• Exercise goal: Single out each line with the word "image" and copy it.
● ● ● ●
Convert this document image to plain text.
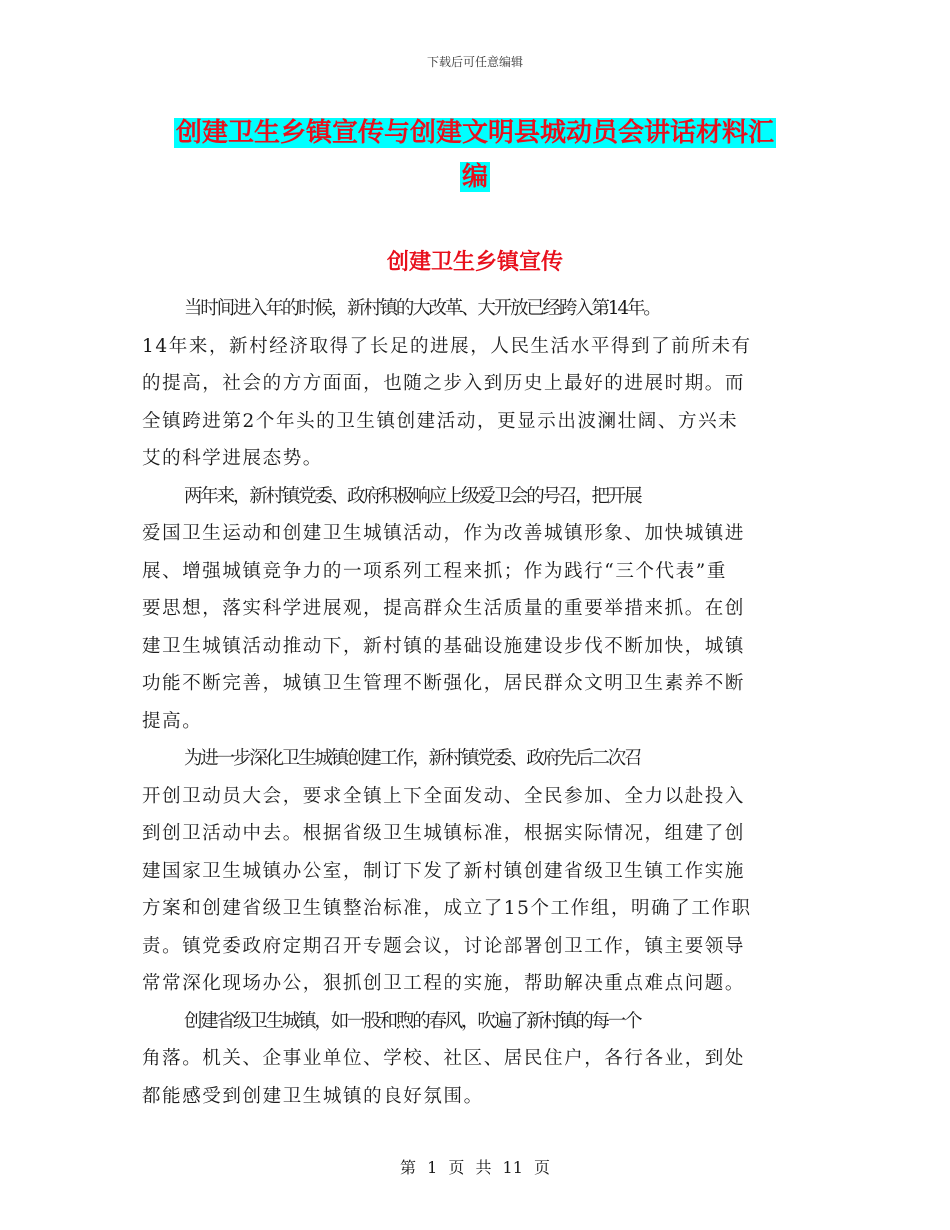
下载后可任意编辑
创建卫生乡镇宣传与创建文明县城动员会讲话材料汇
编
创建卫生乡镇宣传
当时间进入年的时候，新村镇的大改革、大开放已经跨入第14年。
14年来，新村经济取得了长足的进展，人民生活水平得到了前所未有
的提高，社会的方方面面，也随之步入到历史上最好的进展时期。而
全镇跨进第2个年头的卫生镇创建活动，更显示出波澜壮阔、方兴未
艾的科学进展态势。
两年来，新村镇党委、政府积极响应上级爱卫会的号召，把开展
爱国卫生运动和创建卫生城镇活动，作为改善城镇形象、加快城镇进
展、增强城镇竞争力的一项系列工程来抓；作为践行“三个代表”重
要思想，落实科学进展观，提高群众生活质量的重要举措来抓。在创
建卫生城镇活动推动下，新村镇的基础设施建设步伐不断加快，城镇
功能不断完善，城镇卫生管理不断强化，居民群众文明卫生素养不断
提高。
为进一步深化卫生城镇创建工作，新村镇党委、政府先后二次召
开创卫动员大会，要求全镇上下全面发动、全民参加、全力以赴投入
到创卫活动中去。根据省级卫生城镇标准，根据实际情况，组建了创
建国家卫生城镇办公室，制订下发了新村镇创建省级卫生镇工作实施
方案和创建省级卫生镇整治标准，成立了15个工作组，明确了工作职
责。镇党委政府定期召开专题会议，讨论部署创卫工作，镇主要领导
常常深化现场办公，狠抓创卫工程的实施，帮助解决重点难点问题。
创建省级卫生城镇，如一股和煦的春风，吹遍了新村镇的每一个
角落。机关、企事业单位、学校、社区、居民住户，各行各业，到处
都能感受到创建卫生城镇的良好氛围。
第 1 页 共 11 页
● ● ● ●
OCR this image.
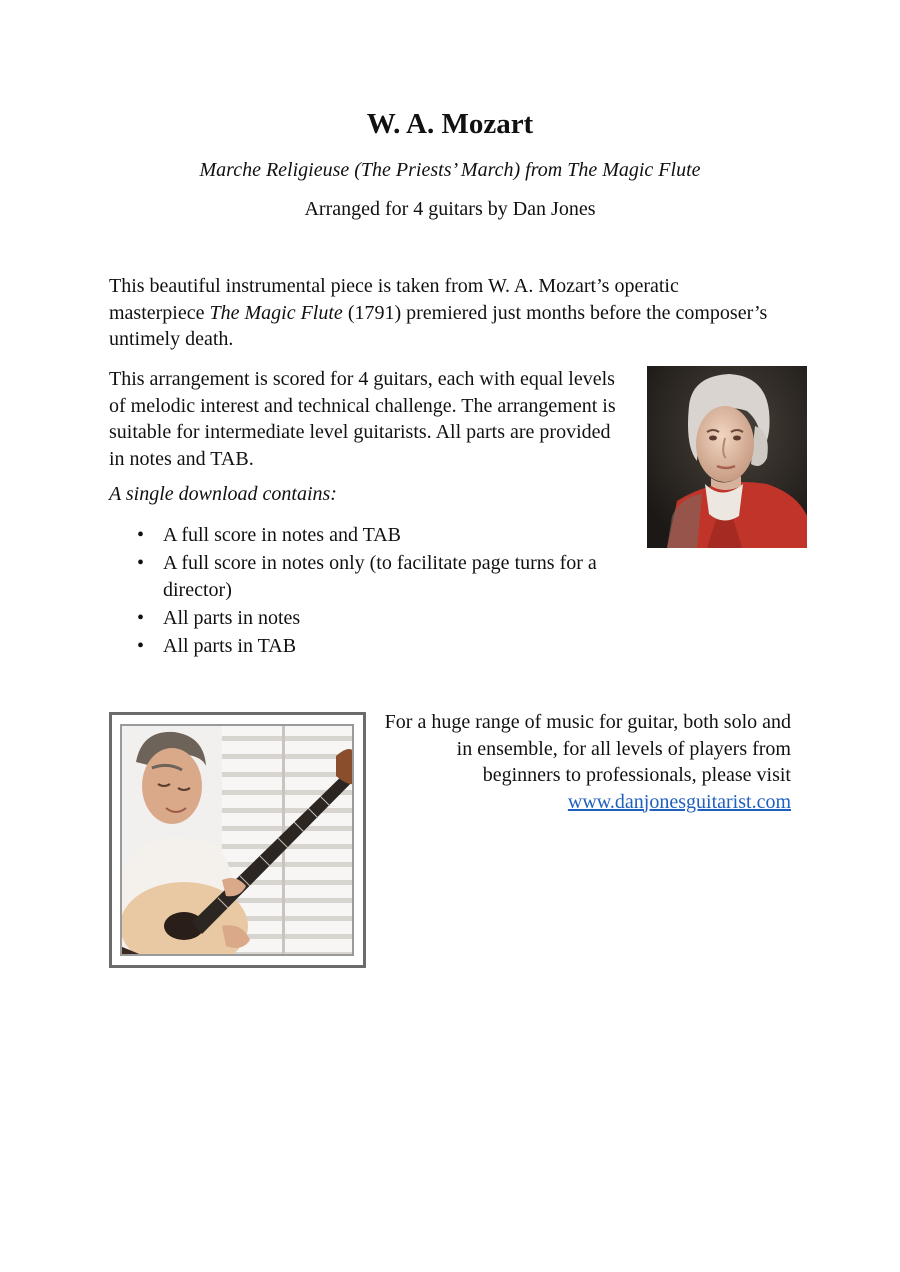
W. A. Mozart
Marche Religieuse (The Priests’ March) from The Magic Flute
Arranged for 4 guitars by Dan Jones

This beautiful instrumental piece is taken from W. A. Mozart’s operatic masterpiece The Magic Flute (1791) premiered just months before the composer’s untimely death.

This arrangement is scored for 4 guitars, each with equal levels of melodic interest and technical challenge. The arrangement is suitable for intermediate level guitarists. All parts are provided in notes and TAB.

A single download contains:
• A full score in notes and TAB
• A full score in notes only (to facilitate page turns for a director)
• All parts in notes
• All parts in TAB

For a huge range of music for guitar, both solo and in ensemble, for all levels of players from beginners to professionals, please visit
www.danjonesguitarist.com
● ● ● ●
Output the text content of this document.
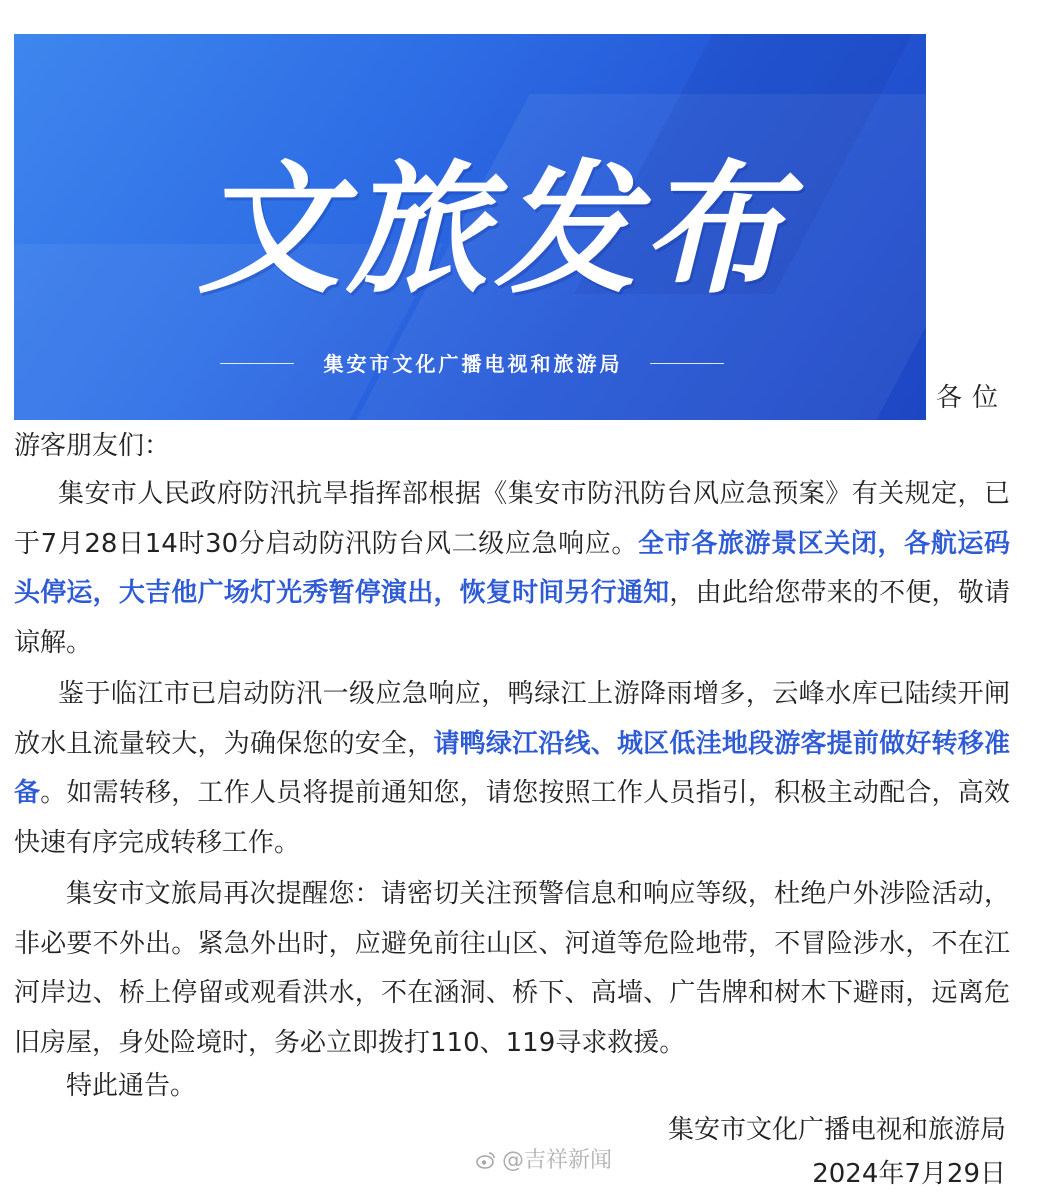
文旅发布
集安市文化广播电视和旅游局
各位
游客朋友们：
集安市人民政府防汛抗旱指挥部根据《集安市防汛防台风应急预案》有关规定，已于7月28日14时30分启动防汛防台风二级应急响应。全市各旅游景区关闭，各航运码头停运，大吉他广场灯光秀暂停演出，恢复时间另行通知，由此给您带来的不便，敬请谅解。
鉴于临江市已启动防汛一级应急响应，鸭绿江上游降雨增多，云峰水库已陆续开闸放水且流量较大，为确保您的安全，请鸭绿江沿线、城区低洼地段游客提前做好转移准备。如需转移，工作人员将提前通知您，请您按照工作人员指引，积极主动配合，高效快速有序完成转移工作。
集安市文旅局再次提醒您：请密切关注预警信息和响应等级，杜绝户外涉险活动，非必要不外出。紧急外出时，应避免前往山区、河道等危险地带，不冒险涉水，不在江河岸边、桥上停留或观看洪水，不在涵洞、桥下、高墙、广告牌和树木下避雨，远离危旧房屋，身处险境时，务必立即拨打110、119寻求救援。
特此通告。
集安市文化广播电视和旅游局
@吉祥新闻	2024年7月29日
● ● ● ●
• Problem solution:
Convert this document image to plain text.
OCR this image.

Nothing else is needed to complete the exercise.